(Rows from a dataset)
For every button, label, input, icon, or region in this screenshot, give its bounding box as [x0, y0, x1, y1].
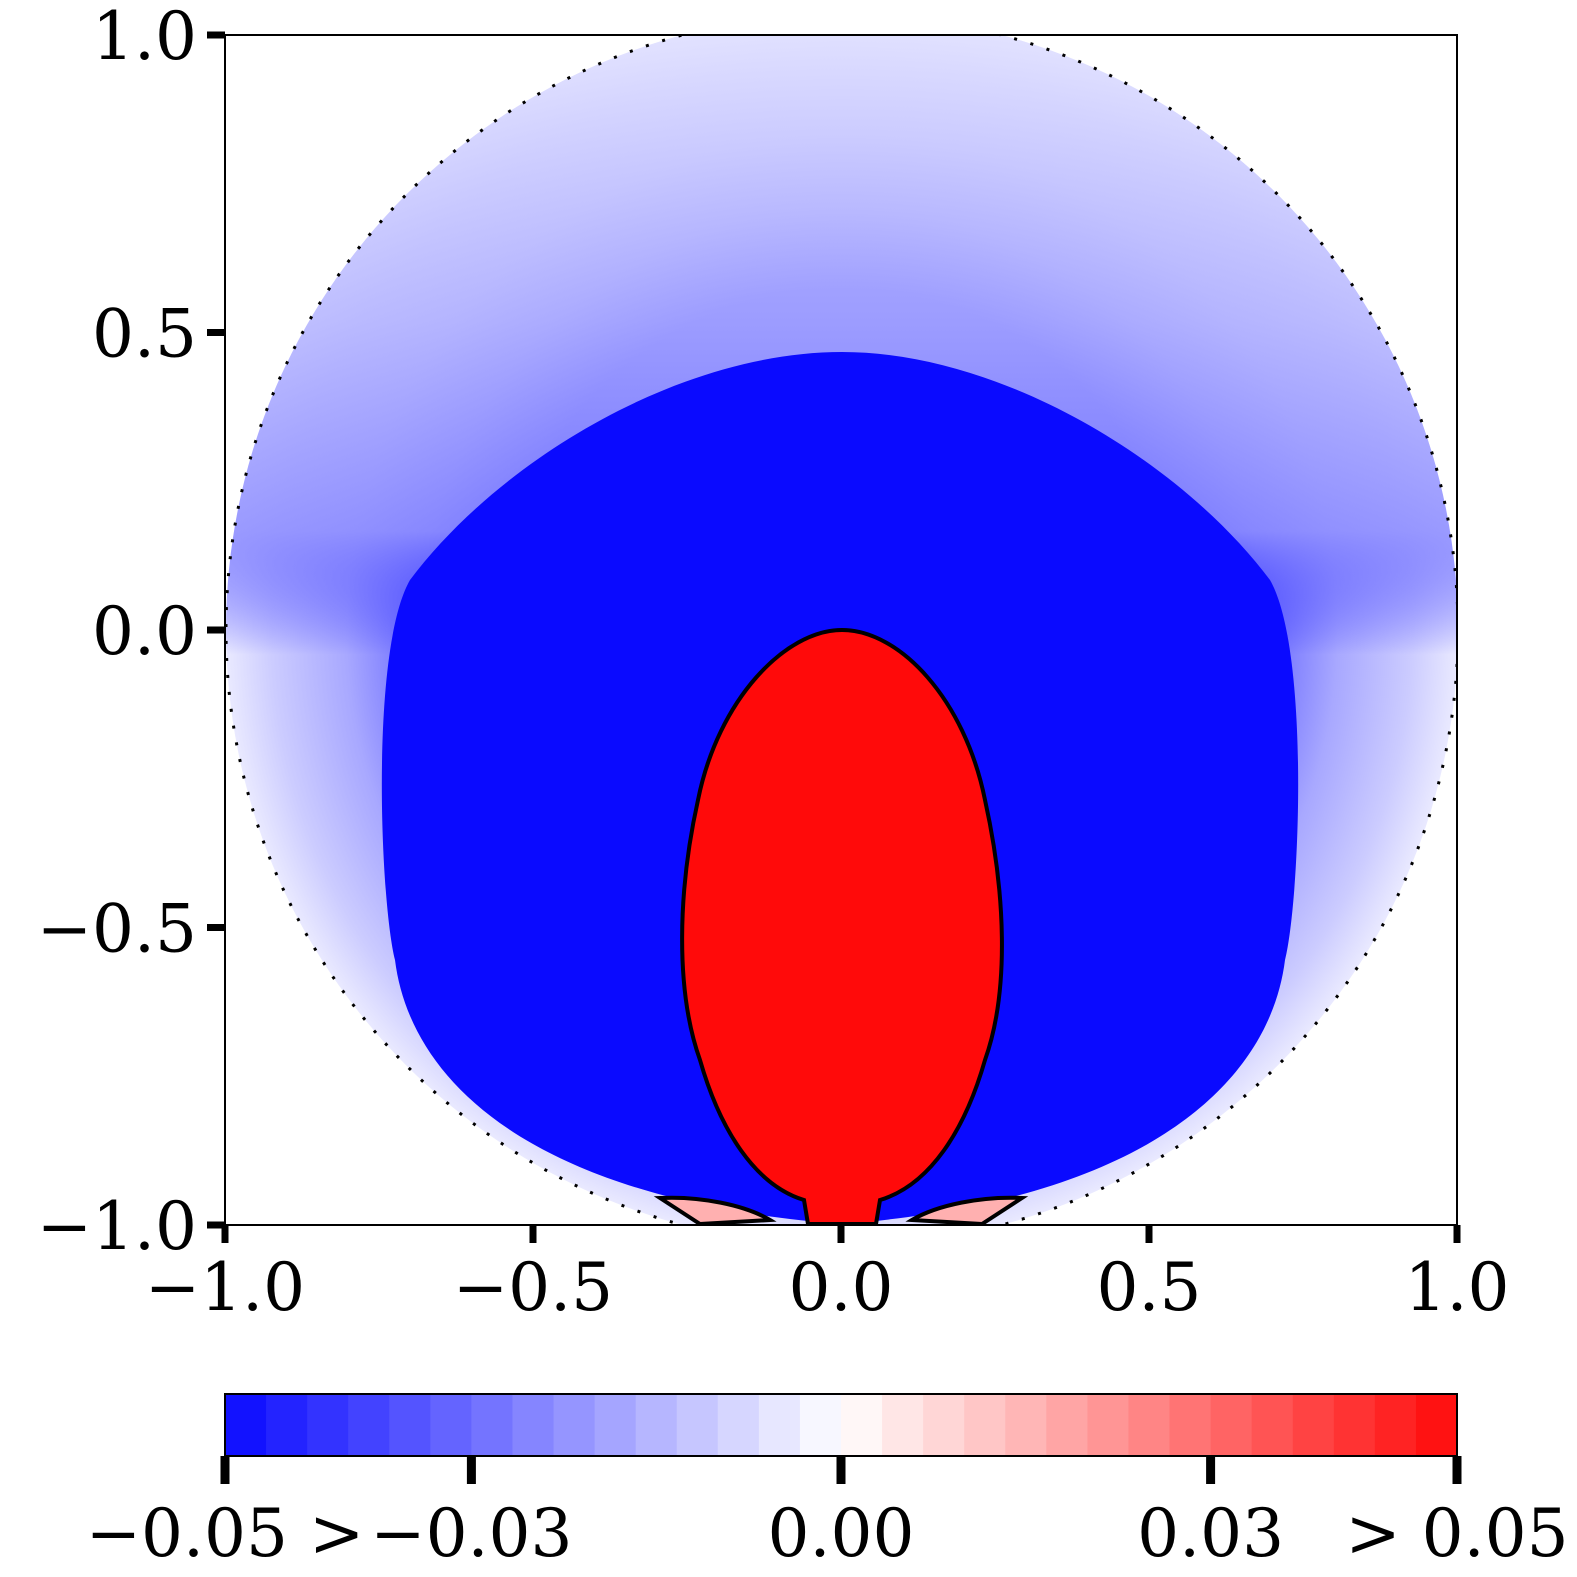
colorbar-cell	[430, 1394, 472, 1456]
y-tick-label: −0.5	[37, 891, 197, 968]
colorbar-cell	[1333, 1394, 1376, 1456]
colorbar-tick-label: −0.03	[370, 1495, 572, 1572]
colorbar-cell	[1128, 1394, 1171, 1456]
colorbar-cell	[348, 1394, 390, 1456]
colorbar-tick-label: −0.05 >	[86, 1495, 365, 1572]
colorbar-cell	[1087, 1394, 1130, 1456]
colorbar-cell	[799, 1394, 842, 1456]
colorbar-cell	[1046, 1394, 1088, 1456]
colorbar-cell	[1415, 1394, 1458, 1456]
colorbar-cell	[923, 1394, 965, 1456]
colorbar-cell	[1005, 1394, 1047, 1456]
colorbar-cell	[1210, 1394, 1253, 1456]
colorbar-cell	[1169, 1394, 1212, 1456]
colorbar-cell	[882, 1394, 924, 1456]
x-tick-label: 0.5	[1097, 1249, 1202, 1326]
y-tick-label: 0.5	[92, 296, 197, 373]
lobe-left	[653, 1195, 777, 1225]
colorbar-cell	[635, 1394, 678, 1456]
colorbar-cell	[594, 1394, 637, 1456]
colorbar-cell	[266, 1394, 308, 1456]
colorbar-tick-label: 0.03	[1137, 1495, 1284, 1572]
colorbar-cell	[841, 1394, 883, 1456]
y-tick-label: 0.0	[92, 593, 197, 670]
colorbar-cell	[1374, 1394, 1417, 1456]
x-axis: −1.0 −0.5 0.0 0.5 1.0	[145, 1225, 1510, 1326]
colorbar-cell	[512, 1394, 555, 1456]
plot-area: −1.0 −0.5 0.0 0.5 1.0 −1.0 −0.5 0.0 0.5 1.0	[37, 0, 1510, 1326]
colorbar-cell	[717, 1394, 760, 1456]
colorbar-tick-label: > 0.05	[1345, 1495, 1568, 1572]
colorbar-tick-label: 0.00	[768, 1495, 915, 1572]
y-tick-label: 1.0	[92, 0, 197, 75]
x-tick-label: −1.0	[145, 1249, 305, 1326]
colorbar-cell	[676, 1394, 719, 1456]
x-tick-label: 0.0	[789, 1249, 894, 1326]
colorbar-cell	[553, 1394, 596, 1456]
x-tick-label: 1.0	[1405, 1249, 1510, 1326]
y-axis: −1.0 −0.5 0.0 0.5 1.0	[37, 0, 225, 1265]
colorbar-cell	[307, 1394, 349, 1456]
x-tick-label: −0.5	[453, 1249, 613, 1326]
colorbar-cell	[225, 1394, 267, 1456]
colorbar: −0.05 > −0.03 0.00 0.03 > 0.05	[86, 1393, 1569, 1572]
colorbar-cell	[1251, 1394, 1294, 1456]
colorbar-cell	[1292, 1394, 1335, 1456]
lobe-right	[905, 1195, 1029, 1225]
colorbar-cell	[471, 1394, 514, 1456]
y-tick-label: −1.0	[37, 1188, 197, 1265]
plume-region	[680, 627, 1004, 1225]
colorbar-cell	[389, 1394, 431, 1456]
colorbar-cell	[964, 1394, 1006, 1456]
colorbar-cell	[758, 1394, 801, 1456]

» Exercise goal:
Copy the material above word for word, line by line, and leave out the picture.

» Written response:
For every button, label, input, icon, or region in this screenshot, give its bounding box as [x0, y0, x1, y1].
colorbar-cell	[430, 1394, 472, 1456]
y-tick-label: −0.5	[37, 891, 197, 968]
colorbar-cell	[1333, 1394, 1376, 1456]
colorbar-tick-label: −0.03	[370, 1495, 572, 1572]
colorbar-cell	[1128, 1394, 1171, 1456]
colorbar-cell	[348, 1394, 390, 1456]
colorbar-tick-label: −0.05 >	[86, 1495, 365, 1572]
colorbar-cell	[1087, 1394, 1130, 1456]
colorbar-cell	[799, 1394, 842, 1456]
colorbar-cell	[1046, 1394, 1088, 1456]
colorbar-cell	[1415, 1394, 1458, 1456]
colorbar-cell	[923, 1394, 965, 1456]
colorbar-cell	[1005, 1394, 1047, 1456]
colorbar-cell	[1210, 1394, 1253, 1456]
colorbar-cell	[1169, 1394, 1212, 1456]
colorbar-cell	[882, 1394, 924, 1456]
x-tick-label: 0.5	[1097, 1249, 1202, 1326]
y-tick-label: 0.5	[92, 296, 197, 373]
lobe-left	[653, 1195, 777, 1225]
colorbar-cell	[635, 1394, 678, 1456]
colorbar-cell	[594, 1394, 637, 1456]
colorbar-cell	[266, 1394, 308, 1456]
colorbar-tick-label: 0.03	[1137, 1495, 1284, 1572]
colorbar-cell	[841, 1394, 883, 1456]
y-tick-label: 0.0	[92, 593, 197, 670]
colorbar-cell	[1374, 1394, 1417, 1456]
x-axis: −1.0 −0.5 0.0 0.5 1.0	[145, 1225, 1510, 1326]
colorbar-cell	[512, 1394, 555, 1456]
plot-area: −1.0 −0.5 0.0 0.5 1.0 −1.0 −0.5 0.0 0.5 1.0	[37, 0, 1510, 1326]
colorbar-cell	[717, 1394, 760, 1456]
colorbar-tick-label: > 0.05	[1345, 1495, 1568, 1572]
colorbar-tick-label: 0.00	[768, 1495, 915, 1572]
y-tick-label: 1.0	[92, 0, 197, 75]
x-tick-label: −1.0	[145, 1249, 305, 1326]
colorbar-cell	[676, 1394, 719, 1456]
x-tick-label: 0.0	[789, 1249, 894, 1326]
colorbar-cell	[553, 1394, 596, 1456]
x-tick-label: 1.0	[1405, 1249, 1510, 1326]
y-axis: −1.0 −0.5 0.0 0.5 1.0	[37, 0, 225, 1265]
colorbar-cell	[307, 1394, 349, 1456]
x-tick-label: −0.5	[453, 1249, 613, 1326]
colorbar-cell	[225, 1394, 267, 1456]
colorbar: −0.05 > −0.03 0.00 0.03 > 0.05	[86, 1393, 1569, 1572]
colorbar-cell	[1251, 1394, 1294, 1456]
colorbar-cell	[1292, 1394, 1335, 1456]
lobe-right	[905, 1195, 1029, 1225]
colorbar-cell	[471, 1394, 514, 1456]
y-tick-label: −1.0	[37, 1188, 197, 1265]
plume-region	[680, 627, 1004, 1225]
colorbar-cell	[389, 1394, 431, 1456]
colorbar-cell	[964, 1394, 1006, 1456]
colorbar-cell	[758, 1394, 801, 1456]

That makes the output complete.